Exercise aim: Leave out the pictures and repeat the data exactly.

Provided information:

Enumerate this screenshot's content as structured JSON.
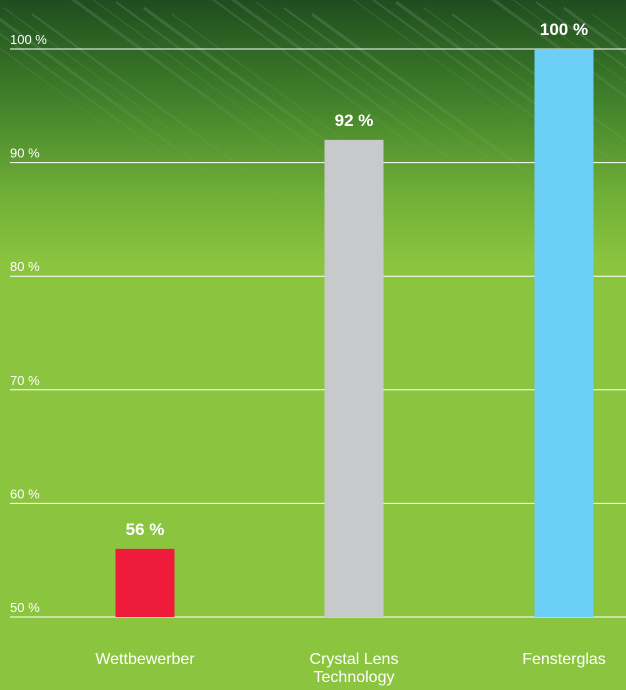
{
  "chart_data": {
    "type": "bar",
    "categories": [
      "Wettbewerber",
      "Crystal Lens Technology",
      "Fensterglas"
    ],
    "category_lines": [
      [
        "Wettbewerber"
      ],
      [
        "Crystal Lens",
        "Technology"
      ],
      [
        "Fensterglas"
      ]
    ],
    "values": [
      56,
      92,
      100
    ],
    "value_labels": [
      "56 %",
      "92 %",
      "100 %"
    ],
    "ylim": [
      50,
      100
    ],
    "y_ticks": [
      50,
      60,
      70,
      80,
      90,
      100
    ],
    "y_tick_labels": [
      "50 %",
      "60 %",
      "70 %",
      "80 %",
      "90 %",
      "100 %"
    ],
    "grid": true,
    "colors": {
      "bars": [
        "#ee1c3a",
        "#c8c9ca",
        "#6ccff6"
      ],
      "background": "#8bc53f",
      "background_top": "#1f4d1f",
      "gridline": "#ffffff",
      "text": "#ffffff"
    }
  }
}
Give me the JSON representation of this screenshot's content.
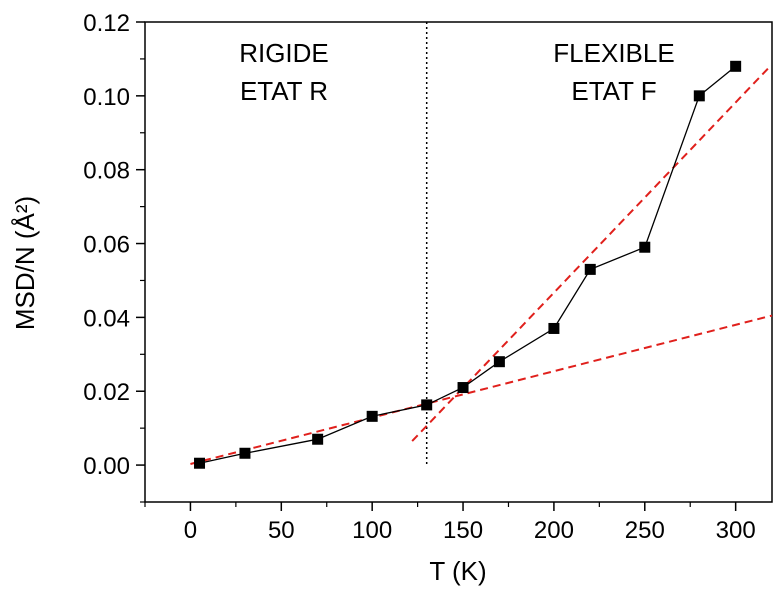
{
  "chart_data": {
    "type": "scatter",
    "xlabel": "T (K)",
    "ylabel": "MSD/N (Å²)",
    "xlim": [
      -25,
      320
    ],
    "ylim": [
      -0.01,
      0.12
    ],
    "xticks": [
      0,
      50,
      100,
      150,
      200,
      250,
      300
    ],
    "xtick_labels": [
      "0",
      "50",
      "100",
      "150",
      "200",
      "250",
      "300"
    ],
    "yticks": [
      0.0,
      0.02,
      0.04,
      0.06,
      0.08,
      0.1,
      0.12
    ],
    "ytick_labels": [
      "0.00",
      "0.02",
      "0.04",
      "0.06",
      "0.08",
      "0.10",
      "0.12"
    ],
    "grid": false,
    "series": [
      {
        "color": "#000000",
        "marker": "square",
        "connected": true,
        "x": [
          5,
          30,
          70,
          100,
          130,
          150,
          170,
          200,
          220,
          250,
          280,
          300
        ],
        "y": [
          0.0005,
          0.0032,
          0.007,
          0.0132,
          0.0163,
          0.021,
          0.028,
          0.037,
          0.053,
          0.059,
          0.1,
          0.108
        ]
      }
    ],
    "fit_lines": [
      {
        "style": "dashed",
        "color": "#e0201c",
        "x": [
          0,
          320
        ],
        "y": [
          0.0003,
          0.0405
        ]
      },
      {
        "style": "dashed",
        "color": "#e0201c",
        "x": [
          122,
          318
        ],
        "y": [
          0.0065,
          0.1075
        ]
      }
    ],
    "reference_lines": [
      {
        "orientation": "vertical",
        "style": "dotted",
        "color": "#000000",
        "x": 130
      }
    ],
    "annotations": [
      {
        "lines": [
          "RIGIDE",
          "ETAT R"
        ]
      },
      {
        "lines": [
          "FLEXIBLE",
          "ETAT F"
        ]
      }
    ]
  }
}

Exercise solution:
Enumerate this screenshot's content as structured JSON.
{
  "chart_data": {
    "type": "bar",
    "categories": [
      "Wettbewerber",
      "Crystal Lens Technology",
      "Fensterglas"
    ],
    "category_lines": [
      [
        "Wettbewerber"
      ],
      [
        "Crystal Lens",
        "Technology"
      ],
      [
        "Fensterglas"
      ]
    ],
    "values": [
      56,
      92,
      100
    ],
    "value_labels": [
      "56 %",
      "92 %",
      "100 %"
    ],
    "ylim": [
      50,
      100
    ],
    "y_ticks": [
      50,
      60,
      70,
      80,
      90,
      100
    ],
    "y_tick_labels": [
      "50 %",
      "60 %",
      "70 %",
      "80 %",
      "90 %",
      "100 %"
    ],
    "grid": true,
    "colors": {
      "bars": [
        "#ee1c3a",
        "#c8c9ca",
        "#6ccff6"
      ],
      "background": "#8bc53f",
      "background_top": "#1f4d1f",
      "gridline": "#ffffff",
      "text": "#ffffff"
    }
  }
}
Give me the JSON representation of this screenshot's content.
{
  "chart_data": {
    "type": "scatter",
    "xlabel": "T (K)",
    "ylabel": "MSD/N (Å²)",
    "xlim": [
      -25,
      320
    ],
    "ylim": [
      -0.01,
      0.12
    ],
    "xticks": [
      0,
      50,
      100,
      150,
      200,
      250,
      300
    ],
    "xtick_labels": [
      "0",
      "50",
      "100",
      "150",
      "200",
      "250",
      "300"
    ],
    "yticks": [
      0.0,
      0.02,
      0.04,
      0.06,
      0.08,
      0.1,
      0.12
    ],
    "ytick_labels": [
      "0.00",
      "0.02",
      "0.04",
      "0.06",
      "0.08",
      "0.10",
      "0.12"
    ],
    "grid": false,
    "series": [
      {
        "color": "#000000",
        "marker": "square",
        "connected": true,
        "x": [
          5,
          30,
          70,
          100,
          130,
          150,
          170,
          200,
          220,
          250,
          280,
          300
        ],
        "y": [
          0.0005,
          0.0032,
          0.007,
          0.0132,
          0.0163,
          0.021,
          0.028,
          0.037,
          0.053,
          0.059,
          0.1,
          0.108
        ]
      }
    ],
    "fit_lines": [
      {
        "style": "dashed",
        "color": "#e0201c",
        "x": [
          0,
          320
        ],
        "y": [
          0.0003,
          0.0405
        ]
      },
      {
        "style": "dashed",
        "color": "#e0201c",
        "x": [
          122,
          318
        ],
        "y": [
          0.0065,
          0.1075
        ]
      }
    ],
    "reference_lines": [
      {
        "orientation": "vertical",
        "style": "dotted",
        "color": "#000000",
        "x": 130
      }
    ],
    "annotations": [
      {
        "lines": [
          "RIGIDE",
          "ETAT R"
        ]
      },
      {
        "lines": [
          "FLEXIBLE",
          "ETAT F"
        ]
      }
    ]
  }
}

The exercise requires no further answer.